### Dataset entries
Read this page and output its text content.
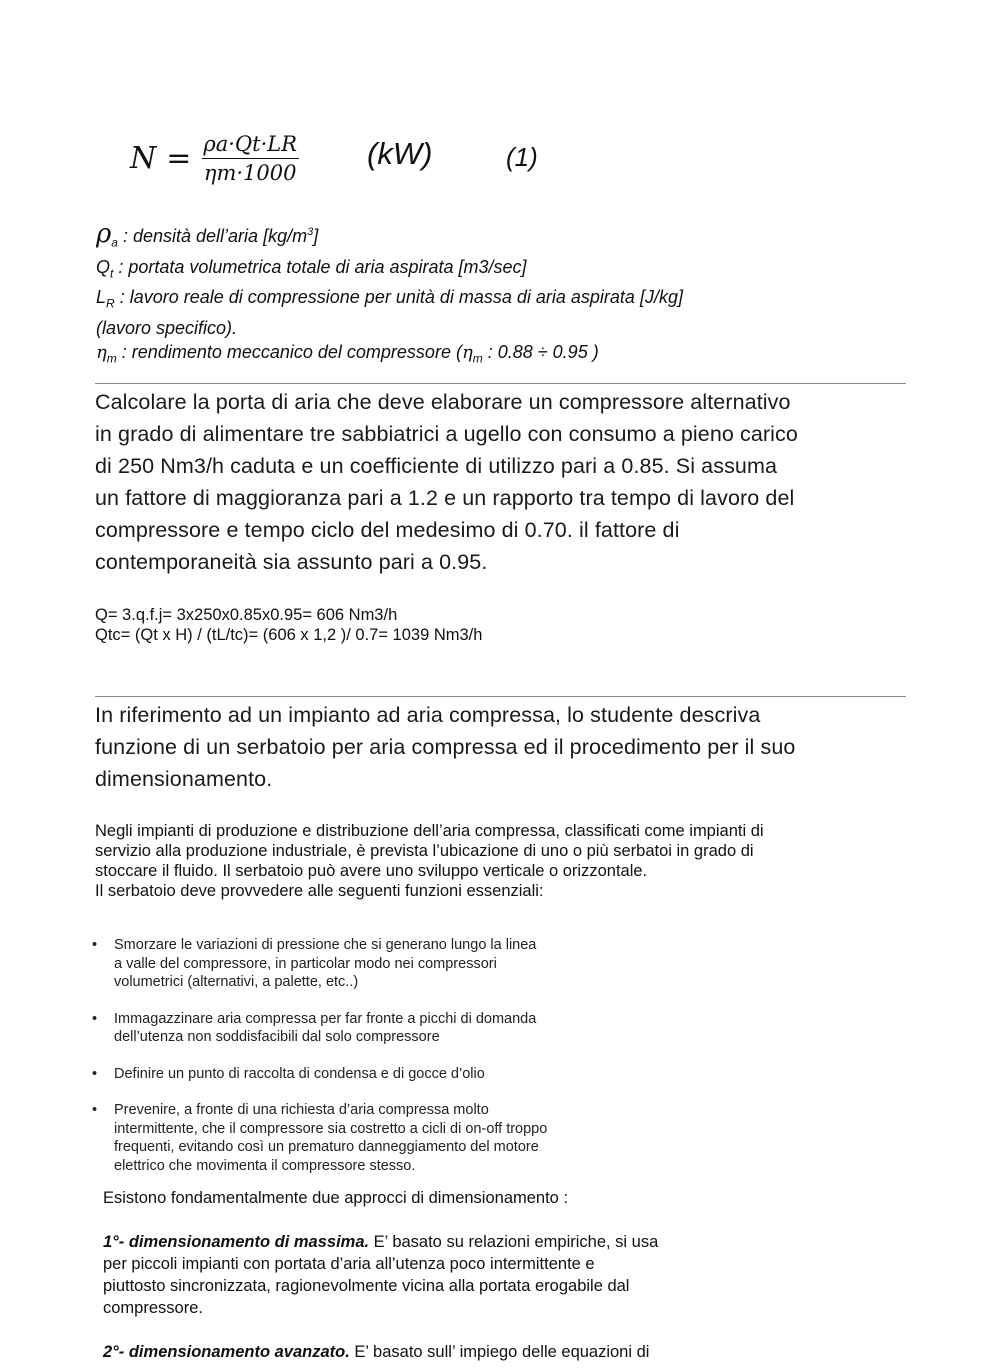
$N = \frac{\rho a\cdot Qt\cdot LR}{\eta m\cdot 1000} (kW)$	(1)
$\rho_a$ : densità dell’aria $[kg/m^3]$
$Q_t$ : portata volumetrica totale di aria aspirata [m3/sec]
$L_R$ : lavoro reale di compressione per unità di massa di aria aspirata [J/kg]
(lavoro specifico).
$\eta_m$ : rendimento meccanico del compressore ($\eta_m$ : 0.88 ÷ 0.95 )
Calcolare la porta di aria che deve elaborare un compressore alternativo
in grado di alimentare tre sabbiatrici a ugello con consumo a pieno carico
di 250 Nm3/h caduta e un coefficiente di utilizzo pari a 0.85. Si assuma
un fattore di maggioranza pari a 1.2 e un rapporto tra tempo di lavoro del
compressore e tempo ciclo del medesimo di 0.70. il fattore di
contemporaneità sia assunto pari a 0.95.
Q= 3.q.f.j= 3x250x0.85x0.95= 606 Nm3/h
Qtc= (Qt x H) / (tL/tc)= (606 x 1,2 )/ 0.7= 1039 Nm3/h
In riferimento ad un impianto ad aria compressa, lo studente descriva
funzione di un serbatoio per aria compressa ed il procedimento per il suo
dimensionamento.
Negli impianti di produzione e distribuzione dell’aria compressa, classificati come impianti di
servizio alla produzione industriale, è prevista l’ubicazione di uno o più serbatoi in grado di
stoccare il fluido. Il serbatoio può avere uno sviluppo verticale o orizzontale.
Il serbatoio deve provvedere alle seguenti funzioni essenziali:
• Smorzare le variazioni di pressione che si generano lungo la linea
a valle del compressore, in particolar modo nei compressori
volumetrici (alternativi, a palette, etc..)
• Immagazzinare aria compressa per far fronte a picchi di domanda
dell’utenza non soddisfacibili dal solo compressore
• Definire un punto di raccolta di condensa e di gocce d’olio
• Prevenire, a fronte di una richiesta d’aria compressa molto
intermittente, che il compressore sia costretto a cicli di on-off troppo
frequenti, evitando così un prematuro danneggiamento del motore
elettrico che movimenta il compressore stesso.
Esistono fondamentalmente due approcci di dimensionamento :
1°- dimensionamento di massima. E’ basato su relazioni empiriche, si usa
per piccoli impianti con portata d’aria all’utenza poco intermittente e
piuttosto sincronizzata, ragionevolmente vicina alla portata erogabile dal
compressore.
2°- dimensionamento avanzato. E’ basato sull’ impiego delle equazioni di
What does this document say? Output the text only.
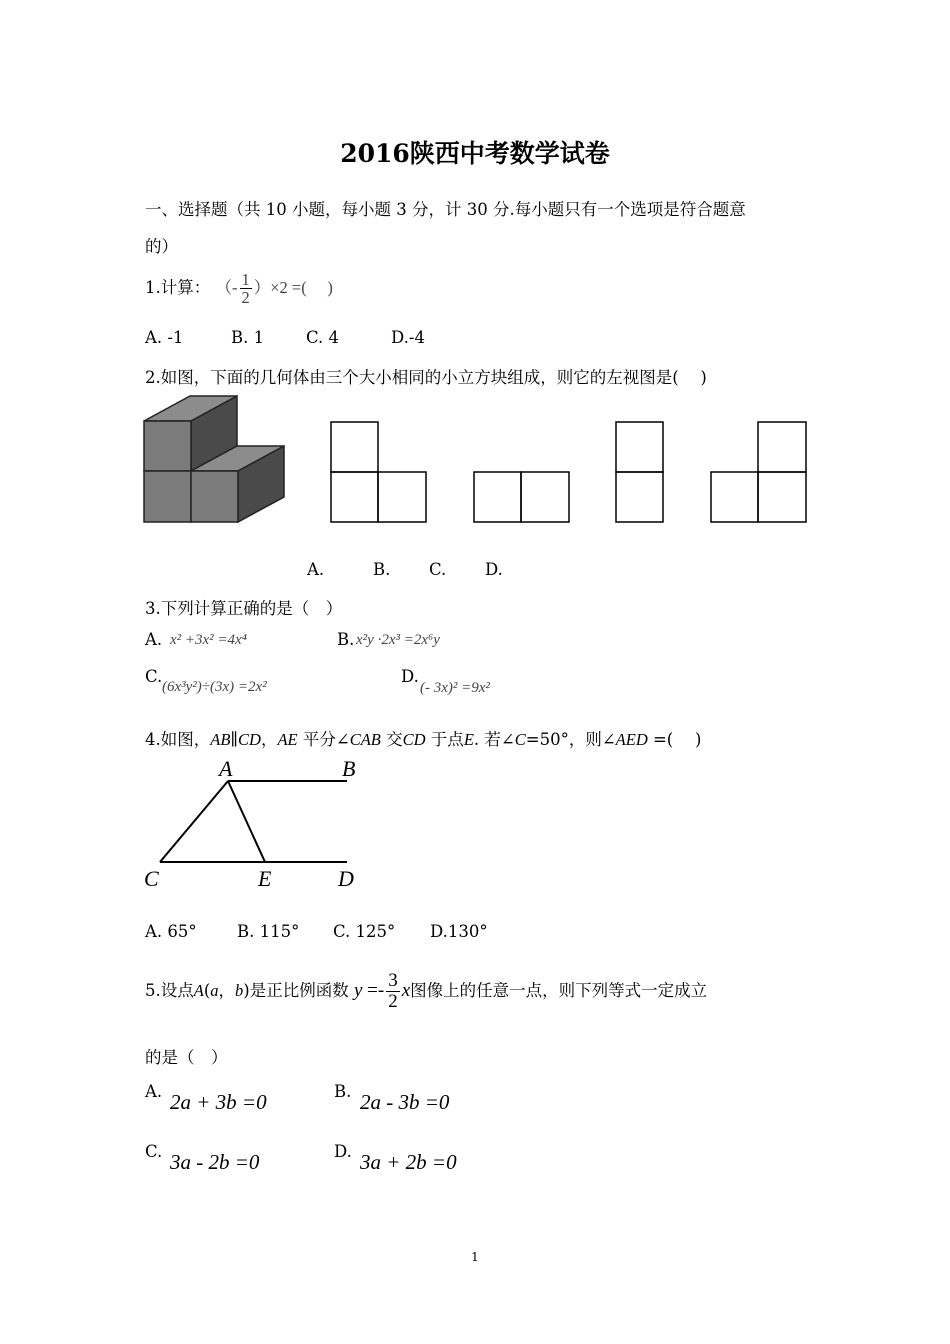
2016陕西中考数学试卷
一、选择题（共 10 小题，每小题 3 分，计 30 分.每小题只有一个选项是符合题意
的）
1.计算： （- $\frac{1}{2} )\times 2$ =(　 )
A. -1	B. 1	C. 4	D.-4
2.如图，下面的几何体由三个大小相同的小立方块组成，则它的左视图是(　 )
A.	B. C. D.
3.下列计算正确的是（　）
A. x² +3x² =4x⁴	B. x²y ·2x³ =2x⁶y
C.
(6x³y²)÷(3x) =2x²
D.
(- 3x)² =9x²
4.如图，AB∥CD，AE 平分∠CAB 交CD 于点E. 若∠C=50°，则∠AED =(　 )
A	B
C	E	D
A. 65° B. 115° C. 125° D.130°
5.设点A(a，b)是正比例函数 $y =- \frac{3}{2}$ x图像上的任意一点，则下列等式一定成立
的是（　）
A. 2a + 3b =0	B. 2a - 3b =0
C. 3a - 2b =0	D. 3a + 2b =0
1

### PROBLEM REQUIREMENTS
Copy out the listing exactly as it stands, but not the pictures.

### TASK SOLUTION
Read this page and output its text content.
$N = \frac{\rho a\cdot Qt\cdot LR}{\eta m\cdot 1000} (kW)$	(1)
$\rho_a$ : densità dell’aria $[kg/m^3]$
$Q_t$ : portata volumetrica totale di aria aspirata [m3/sec]
$L_R$ : lavoro reale di compressione per unità di massa di aria aspirata [J/kg]
(lavoro specifico).
$\eta_m$ : rendimento meccanico del compressore ($\eta_m$ : 0.88 ÷ 0.95 )
Calcolare la porta di aria che deve elaborare un compressore alternativo
in grado di alimentare tre sabbiatrici a ugello con consumo a pieno carico
di 250 Nm3/h caduta e un coefficiente di utilizzo pari a 0.85. Si assuma
un fattore di maggioranza pari a 1.2 e un rapporto tra tempo di lavoro del
compressore e tempo ciclo del medesimo di 0.70. il fattore di
contemporaneità sia assunto pari a 0.95.
Q= 3.q.f.j= 3x250x0.85x0.95= 606 Nm3/h
Qtc= (Qt x H) / (tL/tc)= (606 x 1,2 )/ 0.7= 1039 Nm3/h
In riferimento ad un impianto ad aria compressa, lo studente descriva
funzione di un serbatoio per aria compressa ed il procedimento per il suo
dimensionamento.
Negli impianti di produzione e distribuzione dell’aria compressa, classificati come impianti di
servizio alla produzione industriale, è prevista l’ubicazione di uno o più serbatoi in grado di
stoccare il fluido. Il serbatoio può avere uno sviluppo verticale o orizzontale.
Il serbatoio deve provvedere alle seguenti funzioni essenziali:
• Smorzare le variazioni di pressione che si generano lungo la linea
a valle del compressore, in particolar modo nei compressori
volumetrici (alternativi, a palette, etc..)
• Immagazzinare aria compressa per far fronte a picchi di domanda
dell’utenza non soddisfacibili dal solo compressore
• Definire un punto di raccolta di condensa e di gocce d’olio
• Prevenire, a fronte di una richiesta d’aria compressa molto
intermittente, che il compressore sia costretto a cicli di on-off troppo
frequenti, evitando così un prematuro danneggiamento del motore
elettrico che movimenta il compressore stesso.
Esistono fondamentalmente due approcci di dimensionamento :
1°- dimensionamento di massima. E’ basato su relazioni empiriche, si usa
per piccoli impianti con portata d’aria all’utenza poco intermittente e
piuttosto sincronizzata, ragionevolmente vicina alla portata erogabile dal
compressore.
2°- dimensionamento avanzato. E’ basato sull’ impiego delle equazioni di
What does this document say? Output the text only.
2016陕西中考数学试卷
一、选择题（共 10 小题，每小题 3 分，计 30 分.每小题只有一个选项是符合题意
的）
1.计算： （- $\frac{1}{2} )\times 2$ =(　 )
A. -1	B. 1	C. 4	D.-4
2.如图，下面的几何体由三个大小相同的小立方块组成，则它的左视图是(　 )
A.	B. C. D.
3.下列计算正确的是（　）
A. x² +3x² =4x⁴	B. x²y ·2x³ =2x⁶y
C.
(6x³y²)÷(3x) =2x²
D.
(- 3x)² =9x²
4.如图，AB∥CD，AE 平分∠CAB 交CD 于点E. 若∠C=50°，则∠AED =(　 )
A	B
C	E	D
A. 65° B. 115° C. 125° D.130°
5.设点A(a，b)是正比例函数 $y =- \frac{3}{2}$ x图像上的任意一点，则下列等式一定成立
的是（　）
A. 2a + 3b =0	B. 2a - 3b =0
C. 3a - 2b =0	D. 3a + 2b =0
1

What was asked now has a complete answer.